### [Aim of the task]
Write the material out again exactly as it stands.

---------- Data for processing

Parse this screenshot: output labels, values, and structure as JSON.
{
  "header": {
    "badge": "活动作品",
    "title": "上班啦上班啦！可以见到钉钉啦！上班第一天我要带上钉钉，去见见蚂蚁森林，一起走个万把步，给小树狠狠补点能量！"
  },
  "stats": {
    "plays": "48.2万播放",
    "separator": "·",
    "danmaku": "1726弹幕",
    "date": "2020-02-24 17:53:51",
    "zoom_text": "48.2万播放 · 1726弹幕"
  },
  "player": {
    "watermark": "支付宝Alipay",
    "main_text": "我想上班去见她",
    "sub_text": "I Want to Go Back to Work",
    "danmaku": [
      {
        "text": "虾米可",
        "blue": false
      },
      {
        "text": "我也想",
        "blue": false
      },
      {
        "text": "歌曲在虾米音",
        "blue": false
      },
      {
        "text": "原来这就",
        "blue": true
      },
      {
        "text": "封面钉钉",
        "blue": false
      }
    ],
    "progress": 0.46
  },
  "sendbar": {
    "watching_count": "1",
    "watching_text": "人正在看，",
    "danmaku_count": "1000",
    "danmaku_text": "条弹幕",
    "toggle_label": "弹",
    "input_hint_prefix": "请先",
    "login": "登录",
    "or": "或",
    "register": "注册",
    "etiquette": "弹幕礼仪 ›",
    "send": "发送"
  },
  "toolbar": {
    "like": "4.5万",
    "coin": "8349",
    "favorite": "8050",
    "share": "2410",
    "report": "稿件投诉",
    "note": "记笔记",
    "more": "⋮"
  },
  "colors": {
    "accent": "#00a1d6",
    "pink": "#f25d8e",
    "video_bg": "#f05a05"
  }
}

--------------------

### [Final answer]
Parse this screenshot: output labels, values, and structure as JSON.
{
  "header": {
    "badge": "活动作品",
    "title": "上班啦上班啦！可以见到钉钉啦！上班第一天我要带上钉钉，去见见蚂蚁森林，一起走个万把步，给小树狠狠补点能量！"
  },
  "stats": {
    "plays": "48.2万播放",
    "separator": "·",
    "danmaku": "1726弹幕",
    "date": "2020-02-24 17:53:51",
    "zoom_text": "48.2万播放 · 1726弹幕"
  },
  "player": {
    "watermark": "支付宝Alipay",
    "main_text": "我想上班去见她",
    "sub_text": "I Want to Go Back to Work",
    "danmaku": [
      {
        "text": "虾米可",
        "blue": false
      },
      {
        "text": "我也想",
        "blue": false
      },
      {
        "text": "歌曲在虾米音",
        "blue": false
      },
      {
        "text": "原来这就",
        "blue": true
      },
      {
        "text": "封面钉钉",
        "blue": false
      }
    ],
    "progress": 0.46
  },
  "sendbar": {
    "watching_count": "1",
    "watching_text": "人正在看，",
    "danmaku_count": "1000",
    "danmaku_text": "条弹幕",
    "toggle_label": "弹",
    "input_hint_prefix": "请先",
    "login": "登录",
    "or": "或",
    "register": "注册",
    "etiquette": "弹幕礼仪 ›",
    "send": "发送"
  },
  "toolbar": {
    "like": "4.5万",
    "coin": "8349",
    "favorite": "8050",
    "share": "2410",
    "report": "稿件投诉",
    "note": "记笔记",
    "more": "⋮"
  },
  "colors": {
    "accent": "#00a1d6",
    "pink": "#f25d8e",
    "video_bg": "#f05a05"
  }
}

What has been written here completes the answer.